* Direction
In the machine check handler thread, transcribe the text between "by H. Peter" and "fact, it should.", inclusive.

* Passage provided
:::::

2007-11-12 20:39:49

by Max Asbock

[permalink] [raw]
Subject: x86 32-bit machine check handler

Now that the 32-bit and 64-bit x86 machine check handlers live next to
each other a certain asymmetry in functionality is apparent. Notably,
the 64-bit machine check handler implements a timer that periodically
polls for silent machine check errors and makes them accessible to user
space through /dev/mcelog. Are there reasons the x86 32-bit machine
check handler couldn't do the same?

thanks,
Max



2007-11-12 21:24:26

by H. Peter Anvin

[permalink] [raw]
Subject: Re: x86 32-bit machine check handler

Max Asbock wrote:
> Now that the 32-bit and 64-bit x86 machine check handlers live next to
> each other a certain asymmetry in functionality is apparent. Notably,
> the 64-bit machine check handler implements a timer that periodically
> polls for silent machine check errors and makes them accessible to user
> space through /dev/mcelog. Are there reasons the x86 32-bit machine
> check handler couldn't do the same?

No, and in fact, it should.

:::::

Element region listings
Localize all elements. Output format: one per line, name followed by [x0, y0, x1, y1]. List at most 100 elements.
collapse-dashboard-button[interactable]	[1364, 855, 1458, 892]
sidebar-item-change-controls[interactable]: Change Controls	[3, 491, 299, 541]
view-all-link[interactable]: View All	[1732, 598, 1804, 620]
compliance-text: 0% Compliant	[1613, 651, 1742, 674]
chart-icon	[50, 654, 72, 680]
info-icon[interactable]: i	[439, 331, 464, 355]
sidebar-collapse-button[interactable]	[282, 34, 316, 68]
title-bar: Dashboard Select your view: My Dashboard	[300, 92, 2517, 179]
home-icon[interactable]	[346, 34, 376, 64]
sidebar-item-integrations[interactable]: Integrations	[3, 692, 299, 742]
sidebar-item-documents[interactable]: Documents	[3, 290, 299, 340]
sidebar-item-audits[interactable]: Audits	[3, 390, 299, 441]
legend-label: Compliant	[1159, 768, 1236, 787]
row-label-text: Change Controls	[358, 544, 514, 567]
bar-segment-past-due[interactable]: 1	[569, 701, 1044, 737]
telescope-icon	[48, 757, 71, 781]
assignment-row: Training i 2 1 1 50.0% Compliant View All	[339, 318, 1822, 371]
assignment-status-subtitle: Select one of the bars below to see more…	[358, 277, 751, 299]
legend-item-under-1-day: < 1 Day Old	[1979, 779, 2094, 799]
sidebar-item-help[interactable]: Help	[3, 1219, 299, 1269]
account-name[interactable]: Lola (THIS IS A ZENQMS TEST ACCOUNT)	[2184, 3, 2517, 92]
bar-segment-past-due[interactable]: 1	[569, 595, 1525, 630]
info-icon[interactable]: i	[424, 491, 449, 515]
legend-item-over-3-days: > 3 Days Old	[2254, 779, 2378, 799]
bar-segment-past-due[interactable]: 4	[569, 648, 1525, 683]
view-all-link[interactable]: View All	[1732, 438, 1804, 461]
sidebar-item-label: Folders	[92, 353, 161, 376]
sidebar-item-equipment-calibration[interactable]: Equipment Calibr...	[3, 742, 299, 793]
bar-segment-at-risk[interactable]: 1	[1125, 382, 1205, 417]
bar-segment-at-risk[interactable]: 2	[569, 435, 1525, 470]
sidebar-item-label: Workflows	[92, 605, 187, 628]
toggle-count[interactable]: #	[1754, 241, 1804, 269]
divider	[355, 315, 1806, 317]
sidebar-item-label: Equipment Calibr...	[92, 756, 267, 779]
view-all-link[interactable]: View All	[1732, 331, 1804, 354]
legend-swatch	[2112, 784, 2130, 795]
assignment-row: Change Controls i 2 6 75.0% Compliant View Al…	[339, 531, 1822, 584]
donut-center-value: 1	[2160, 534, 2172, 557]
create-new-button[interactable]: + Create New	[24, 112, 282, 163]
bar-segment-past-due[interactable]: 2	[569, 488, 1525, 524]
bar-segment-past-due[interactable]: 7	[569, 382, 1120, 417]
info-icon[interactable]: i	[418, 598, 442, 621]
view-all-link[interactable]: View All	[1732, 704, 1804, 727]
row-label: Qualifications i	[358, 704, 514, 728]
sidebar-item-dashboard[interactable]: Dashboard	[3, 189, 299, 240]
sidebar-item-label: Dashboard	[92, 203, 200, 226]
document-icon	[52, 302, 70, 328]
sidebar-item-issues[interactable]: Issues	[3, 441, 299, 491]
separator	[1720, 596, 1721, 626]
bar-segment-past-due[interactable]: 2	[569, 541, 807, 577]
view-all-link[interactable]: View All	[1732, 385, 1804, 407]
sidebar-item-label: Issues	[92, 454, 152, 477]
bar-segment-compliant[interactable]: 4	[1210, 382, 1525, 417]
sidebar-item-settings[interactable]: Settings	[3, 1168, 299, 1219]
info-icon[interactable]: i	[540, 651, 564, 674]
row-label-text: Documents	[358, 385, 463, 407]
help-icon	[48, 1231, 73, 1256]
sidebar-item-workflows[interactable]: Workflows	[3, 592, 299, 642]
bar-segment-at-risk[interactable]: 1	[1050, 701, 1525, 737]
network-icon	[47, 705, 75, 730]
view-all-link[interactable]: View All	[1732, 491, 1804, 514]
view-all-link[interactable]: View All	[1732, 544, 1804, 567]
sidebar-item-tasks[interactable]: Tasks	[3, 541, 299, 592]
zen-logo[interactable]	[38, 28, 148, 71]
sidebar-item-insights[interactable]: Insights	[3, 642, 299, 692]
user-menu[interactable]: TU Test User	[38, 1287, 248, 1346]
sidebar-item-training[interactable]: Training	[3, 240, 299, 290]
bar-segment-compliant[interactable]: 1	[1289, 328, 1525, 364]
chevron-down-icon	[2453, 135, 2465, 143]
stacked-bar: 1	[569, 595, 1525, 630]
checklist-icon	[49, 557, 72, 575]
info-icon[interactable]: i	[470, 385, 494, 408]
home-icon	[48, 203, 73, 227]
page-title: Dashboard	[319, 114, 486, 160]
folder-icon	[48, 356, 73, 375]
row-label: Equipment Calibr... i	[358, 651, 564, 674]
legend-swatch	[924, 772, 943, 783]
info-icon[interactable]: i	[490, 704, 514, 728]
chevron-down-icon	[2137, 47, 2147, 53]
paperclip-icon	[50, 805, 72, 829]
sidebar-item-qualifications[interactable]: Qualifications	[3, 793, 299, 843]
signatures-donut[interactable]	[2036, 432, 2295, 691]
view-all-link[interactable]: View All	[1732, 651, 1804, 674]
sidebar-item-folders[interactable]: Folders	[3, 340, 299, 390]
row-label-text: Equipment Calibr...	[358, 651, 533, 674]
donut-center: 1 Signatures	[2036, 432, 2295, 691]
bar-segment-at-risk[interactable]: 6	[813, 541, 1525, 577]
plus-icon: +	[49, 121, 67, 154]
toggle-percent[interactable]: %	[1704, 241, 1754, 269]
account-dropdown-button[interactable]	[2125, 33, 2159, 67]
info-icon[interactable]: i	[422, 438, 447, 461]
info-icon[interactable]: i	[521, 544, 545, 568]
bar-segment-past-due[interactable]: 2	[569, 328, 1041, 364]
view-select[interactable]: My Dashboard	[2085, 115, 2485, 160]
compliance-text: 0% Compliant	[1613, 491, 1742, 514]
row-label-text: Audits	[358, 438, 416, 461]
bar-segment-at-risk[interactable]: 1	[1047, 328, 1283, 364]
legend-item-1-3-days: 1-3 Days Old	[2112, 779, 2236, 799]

:::::

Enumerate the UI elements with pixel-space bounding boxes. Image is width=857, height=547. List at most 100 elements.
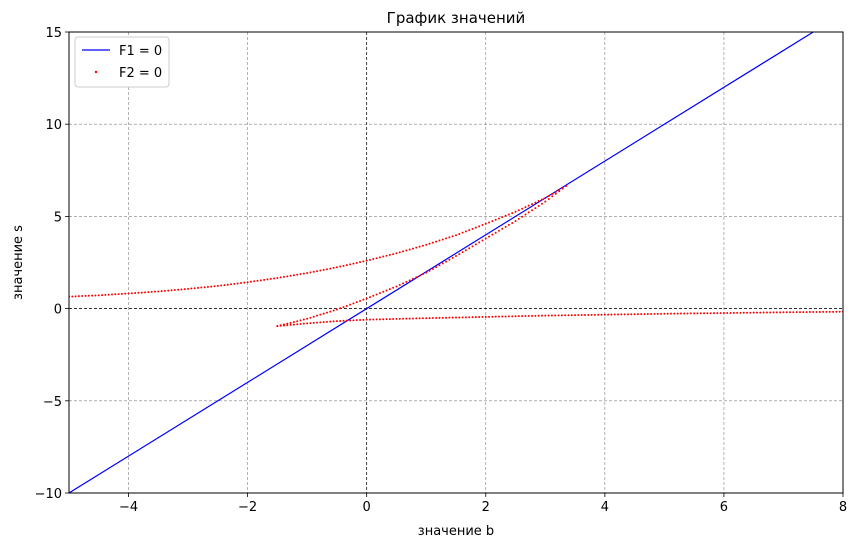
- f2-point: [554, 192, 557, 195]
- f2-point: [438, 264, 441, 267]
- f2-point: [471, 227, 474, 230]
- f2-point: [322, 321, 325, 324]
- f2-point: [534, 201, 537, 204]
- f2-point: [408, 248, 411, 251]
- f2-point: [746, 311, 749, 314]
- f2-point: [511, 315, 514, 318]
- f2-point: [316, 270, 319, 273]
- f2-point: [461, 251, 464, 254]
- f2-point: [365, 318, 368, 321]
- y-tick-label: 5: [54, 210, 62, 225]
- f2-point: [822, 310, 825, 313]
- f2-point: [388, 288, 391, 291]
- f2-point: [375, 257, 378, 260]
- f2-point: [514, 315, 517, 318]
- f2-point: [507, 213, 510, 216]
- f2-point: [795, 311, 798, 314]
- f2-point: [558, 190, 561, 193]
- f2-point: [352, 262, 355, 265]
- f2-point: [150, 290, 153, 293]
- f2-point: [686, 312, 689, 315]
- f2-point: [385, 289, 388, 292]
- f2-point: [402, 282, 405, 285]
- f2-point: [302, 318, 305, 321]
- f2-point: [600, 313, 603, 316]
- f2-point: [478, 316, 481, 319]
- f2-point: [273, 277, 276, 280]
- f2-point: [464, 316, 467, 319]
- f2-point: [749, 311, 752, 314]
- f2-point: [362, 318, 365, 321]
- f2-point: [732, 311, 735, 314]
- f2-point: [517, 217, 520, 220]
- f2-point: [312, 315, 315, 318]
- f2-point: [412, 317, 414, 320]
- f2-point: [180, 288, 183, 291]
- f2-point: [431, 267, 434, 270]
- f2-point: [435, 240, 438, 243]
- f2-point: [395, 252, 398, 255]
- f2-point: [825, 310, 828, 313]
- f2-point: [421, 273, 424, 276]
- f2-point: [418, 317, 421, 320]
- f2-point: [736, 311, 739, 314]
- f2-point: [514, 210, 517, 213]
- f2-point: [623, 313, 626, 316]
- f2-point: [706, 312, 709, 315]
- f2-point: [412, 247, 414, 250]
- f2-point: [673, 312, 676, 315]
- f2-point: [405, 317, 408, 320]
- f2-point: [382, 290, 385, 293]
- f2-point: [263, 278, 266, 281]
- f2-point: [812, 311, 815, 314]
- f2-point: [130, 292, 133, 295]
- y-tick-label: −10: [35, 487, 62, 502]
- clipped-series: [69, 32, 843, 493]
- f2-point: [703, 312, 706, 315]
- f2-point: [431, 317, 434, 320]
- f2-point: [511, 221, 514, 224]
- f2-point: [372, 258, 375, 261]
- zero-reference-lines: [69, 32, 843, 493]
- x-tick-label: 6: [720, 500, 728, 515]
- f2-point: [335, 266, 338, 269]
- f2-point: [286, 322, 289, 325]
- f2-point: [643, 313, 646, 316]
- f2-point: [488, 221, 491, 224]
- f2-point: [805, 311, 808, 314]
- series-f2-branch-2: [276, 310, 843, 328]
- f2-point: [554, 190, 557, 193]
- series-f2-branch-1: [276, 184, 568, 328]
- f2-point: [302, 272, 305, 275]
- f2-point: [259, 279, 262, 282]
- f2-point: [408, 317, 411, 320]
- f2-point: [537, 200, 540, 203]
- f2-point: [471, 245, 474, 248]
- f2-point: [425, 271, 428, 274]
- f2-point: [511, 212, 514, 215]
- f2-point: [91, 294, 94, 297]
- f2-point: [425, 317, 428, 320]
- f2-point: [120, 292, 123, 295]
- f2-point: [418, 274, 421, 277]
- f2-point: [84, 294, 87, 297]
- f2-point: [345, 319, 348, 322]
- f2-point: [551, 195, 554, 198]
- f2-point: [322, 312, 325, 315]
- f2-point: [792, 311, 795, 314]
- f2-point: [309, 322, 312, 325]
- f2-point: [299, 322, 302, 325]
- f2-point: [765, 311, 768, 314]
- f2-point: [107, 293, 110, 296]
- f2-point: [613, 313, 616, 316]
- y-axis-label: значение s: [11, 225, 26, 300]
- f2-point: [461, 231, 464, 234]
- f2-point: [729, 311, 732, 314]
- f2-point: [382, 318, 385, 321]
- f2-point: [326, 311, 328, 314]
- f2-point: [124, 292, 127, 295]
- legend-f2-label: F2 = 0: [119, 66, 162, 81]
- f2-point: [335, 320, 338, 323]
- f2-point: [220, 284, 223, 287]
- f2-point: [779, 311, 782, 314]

:::::

* Result for this task
by H. Peter Anvin

[permalink] [raw]
Subject: Re: x86 32-bit machine check handler

Max Asbock wrote:
> Now that the 32-bit and 64-bit x86 machine check handlers live next to
> each other a certain asymmetry in functionality is apparent. Notably,
> the 64-bit machine check handler implements a timer that periodically
> polls for silent machine check errors and makes them accessible to user
> space through /dev/mcelog. Are there reasons the x86 32-bit machine
> check handler couldn't do the same?

No, and in fact, it should.